Note each line where "under" appears, and copy it.
[Start INPUT ROWS]
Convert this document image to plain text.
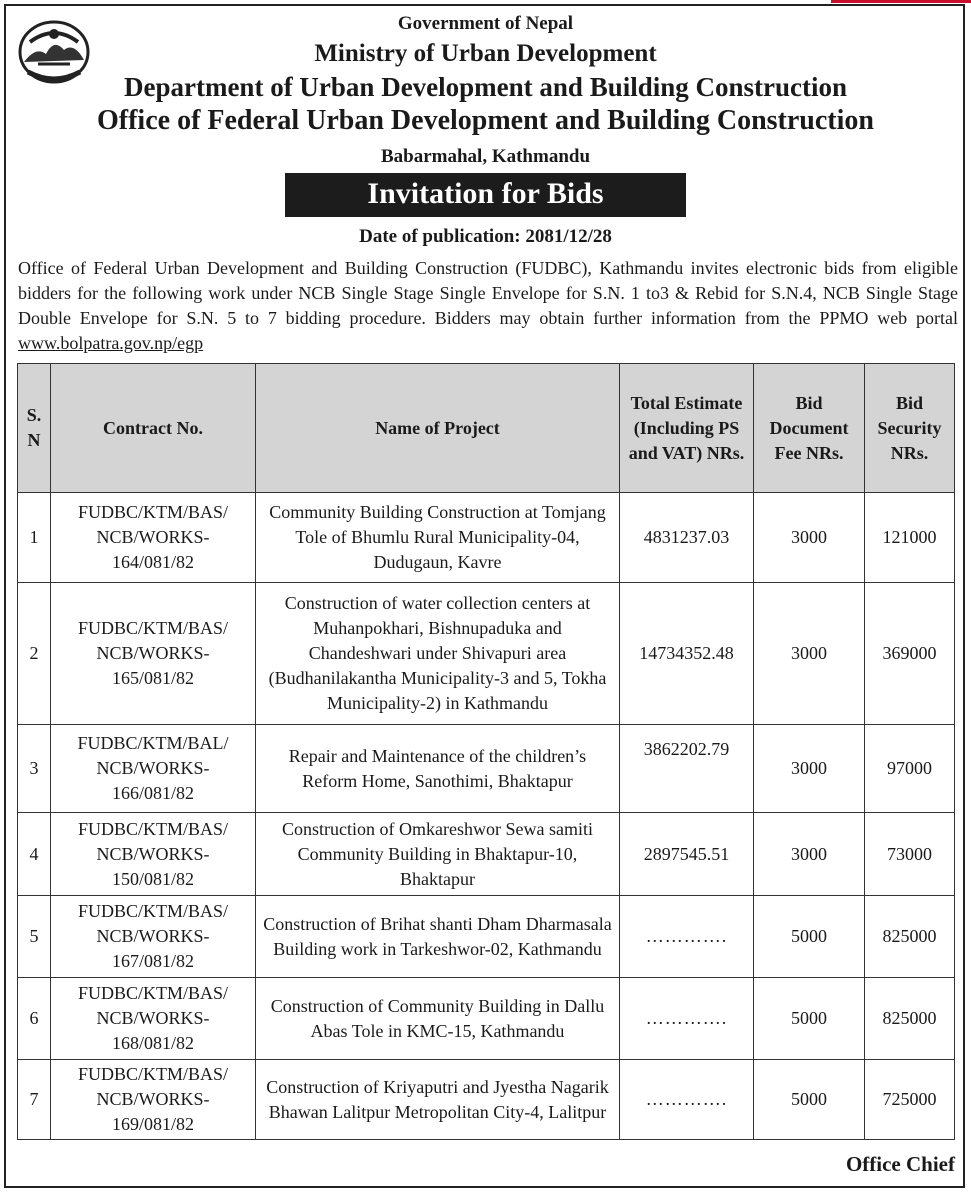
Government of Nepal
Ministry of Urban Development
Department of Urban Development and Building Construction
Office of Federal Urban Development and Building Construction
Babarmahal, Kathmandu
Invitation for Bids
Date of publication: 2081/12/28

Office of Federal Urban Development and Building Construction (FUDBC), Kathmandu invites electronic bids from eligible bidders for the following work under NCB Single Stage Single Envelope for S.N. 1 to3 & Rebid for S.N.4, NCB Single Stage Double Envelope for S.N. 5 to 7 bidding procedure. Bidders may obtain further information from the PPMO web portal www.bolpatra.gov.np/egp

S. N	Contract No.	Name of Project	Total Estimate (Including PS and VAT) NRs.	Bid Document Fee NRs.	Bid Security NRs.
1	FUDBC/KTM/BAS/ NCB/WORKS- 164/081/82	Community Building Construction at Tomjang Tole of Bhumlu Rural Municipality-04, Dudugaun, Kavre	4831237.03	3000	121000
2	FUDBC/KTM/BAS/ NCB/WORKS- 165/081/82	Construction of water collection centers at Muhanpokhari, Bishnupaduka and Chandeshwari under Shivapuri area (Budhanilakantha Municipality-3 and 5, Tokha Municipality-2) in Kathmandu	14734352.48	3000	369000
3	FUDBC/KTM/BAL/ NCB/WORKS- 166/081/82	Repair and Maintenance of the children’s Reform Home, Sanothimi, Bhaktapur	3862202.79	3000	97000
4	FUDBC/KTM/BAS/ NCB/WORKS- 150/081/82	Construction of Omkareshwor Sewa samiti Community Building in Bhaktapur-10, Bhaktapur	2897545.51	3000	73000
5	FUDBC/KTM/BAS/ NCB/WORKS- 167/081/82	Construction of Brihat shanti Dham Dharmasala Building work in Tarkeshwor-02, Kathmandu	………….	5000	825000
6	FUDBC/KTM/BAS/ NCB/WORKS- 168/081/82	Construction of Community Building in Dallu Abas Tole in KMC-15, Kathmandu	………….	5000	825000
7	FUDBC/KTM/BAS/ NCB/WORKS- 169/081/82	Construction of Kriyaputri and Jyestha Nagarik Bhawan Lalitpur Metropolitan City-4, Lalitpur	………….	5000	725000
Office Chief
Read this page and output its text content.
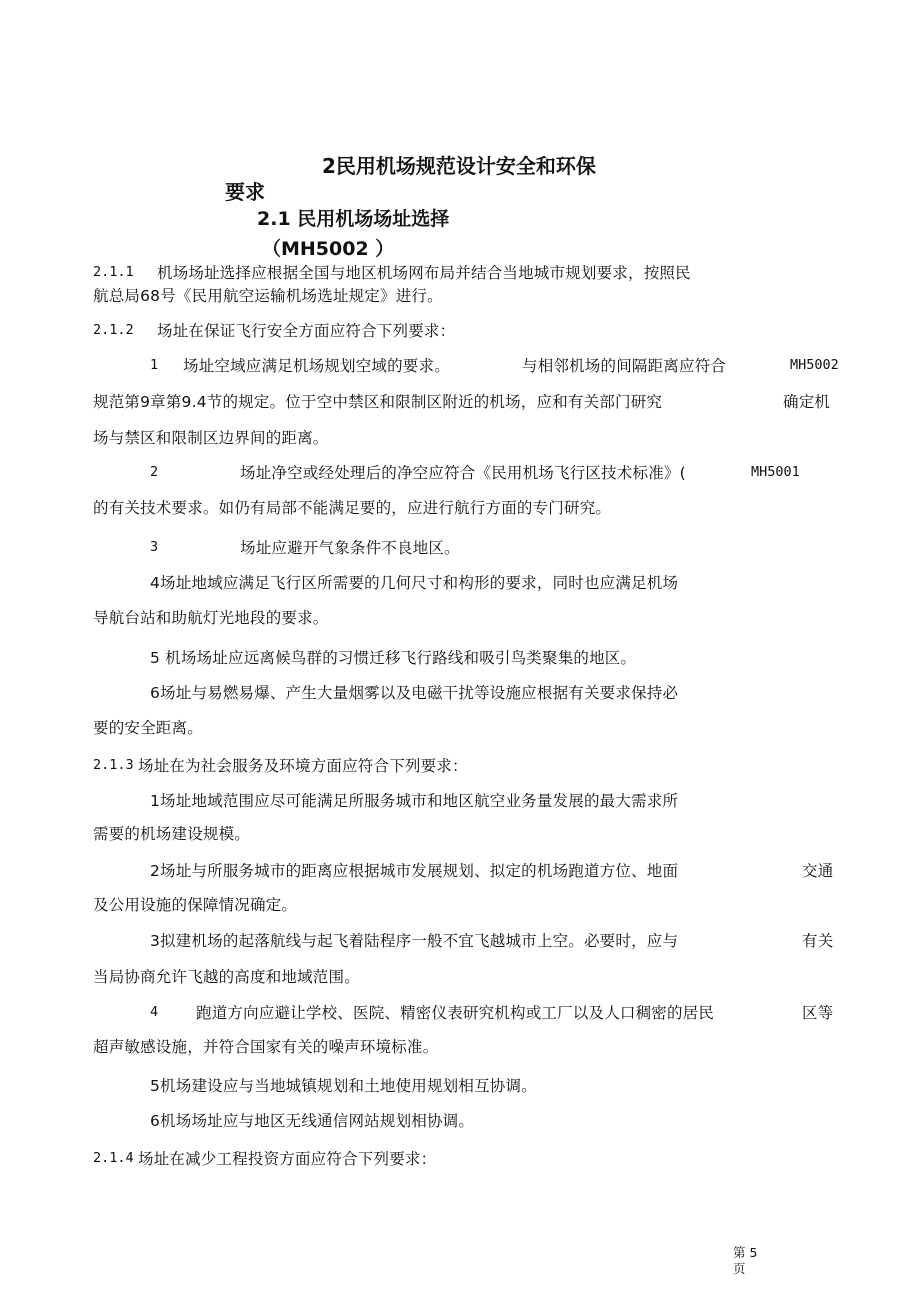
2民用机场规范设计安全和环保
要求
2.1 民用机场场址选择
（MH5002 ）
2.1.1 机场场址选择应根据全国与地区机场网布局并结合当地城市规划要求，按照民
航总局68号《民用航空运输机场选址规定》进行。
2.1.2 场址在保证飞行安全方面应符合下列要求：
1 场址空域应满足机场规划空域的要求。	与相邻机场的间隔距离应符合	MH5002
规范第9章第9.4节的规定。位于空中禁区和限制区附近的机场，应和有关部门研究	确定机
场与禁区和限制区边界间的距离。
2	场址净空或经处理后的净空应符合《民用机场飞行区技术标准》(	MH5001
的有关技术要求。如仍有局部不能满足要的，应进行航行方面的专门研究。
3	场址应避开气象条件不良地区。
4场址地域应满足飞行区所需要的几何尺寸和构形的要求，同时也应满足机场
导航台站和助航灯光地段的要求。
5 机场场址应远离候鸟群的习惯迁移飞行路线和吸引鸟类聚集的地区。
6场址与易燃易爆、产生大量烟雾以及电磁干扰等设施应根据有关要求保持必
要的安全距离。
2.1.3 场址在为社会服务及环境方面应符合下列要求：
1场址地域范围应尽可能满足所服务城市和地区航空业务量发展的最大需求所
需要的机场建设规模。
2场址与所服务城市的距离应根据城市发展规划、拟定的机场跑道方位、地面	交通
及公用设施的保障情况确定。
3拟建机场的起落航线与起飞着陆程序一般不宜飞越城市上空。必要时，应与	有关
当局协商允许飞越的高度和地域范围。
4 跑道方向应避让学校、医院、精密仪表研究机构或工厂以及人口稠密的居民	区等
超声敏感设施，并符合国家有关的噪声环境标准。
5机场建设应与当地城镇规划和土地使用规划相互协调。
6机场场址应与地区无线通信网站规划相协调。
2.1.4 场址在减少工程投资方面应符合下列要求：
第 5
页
[End INPUT ROWS]
[Start INPUT ROWS]
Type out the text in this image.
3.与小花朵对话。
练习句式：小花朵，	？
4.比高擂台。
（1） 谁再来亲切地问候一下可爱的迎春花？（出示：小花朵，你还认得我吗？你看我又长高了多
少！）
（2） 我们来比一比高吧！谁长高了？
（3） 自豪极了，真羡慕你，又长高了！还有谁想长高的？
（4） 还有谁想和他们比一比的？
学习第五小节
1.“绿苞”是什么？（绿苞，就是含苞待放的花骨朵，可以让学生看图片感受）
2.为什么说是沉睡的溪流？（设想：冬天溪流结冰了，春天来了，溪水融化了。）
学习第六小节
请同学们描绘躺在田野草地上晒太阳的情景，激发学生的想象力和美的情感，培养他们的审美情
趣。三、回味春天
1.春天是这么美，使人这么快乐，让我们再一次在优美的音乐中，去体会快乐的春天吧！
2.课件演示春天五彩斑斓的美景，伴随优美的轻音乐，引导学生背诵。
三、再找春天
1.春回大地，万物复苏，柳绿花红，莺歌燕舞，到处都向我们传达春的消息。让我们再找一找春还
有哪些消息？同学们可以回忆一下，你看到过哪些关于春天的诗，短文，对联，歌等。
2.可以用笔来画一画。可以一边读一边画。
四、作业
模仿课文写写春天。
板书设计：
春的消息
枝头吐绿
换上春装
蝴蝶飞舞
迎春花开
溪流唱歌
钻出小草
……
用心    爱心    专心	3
[End INPUT ROWS]
| FULL OUTPUT |
Office of Federal Urban Development and Building Construction (FUDBC), Kathmandu invites electronic bids from eligible bidders for the following work under NCB Single Stage Single Envelope for S.N. 1 to3 & Rebid for S.N.4, NCB Single Stage Double Envelope for S.N. 5 to 7 bidding procedure. Bidders may obtain further information from the PPMO web portal www.bolpatra.gov.np/egp
2	FUDBC/KTM/BAS/ NCB/WORKS- 165/081/82	Construction of water collection centers at Muhanpokhari, Bishnupaduka and Chandeshwari under Shivapuri area (Budhanilakantha Municipality-3 and 5, Tokha Municipality-2) in Kathmandu	14734352.48	3000	369000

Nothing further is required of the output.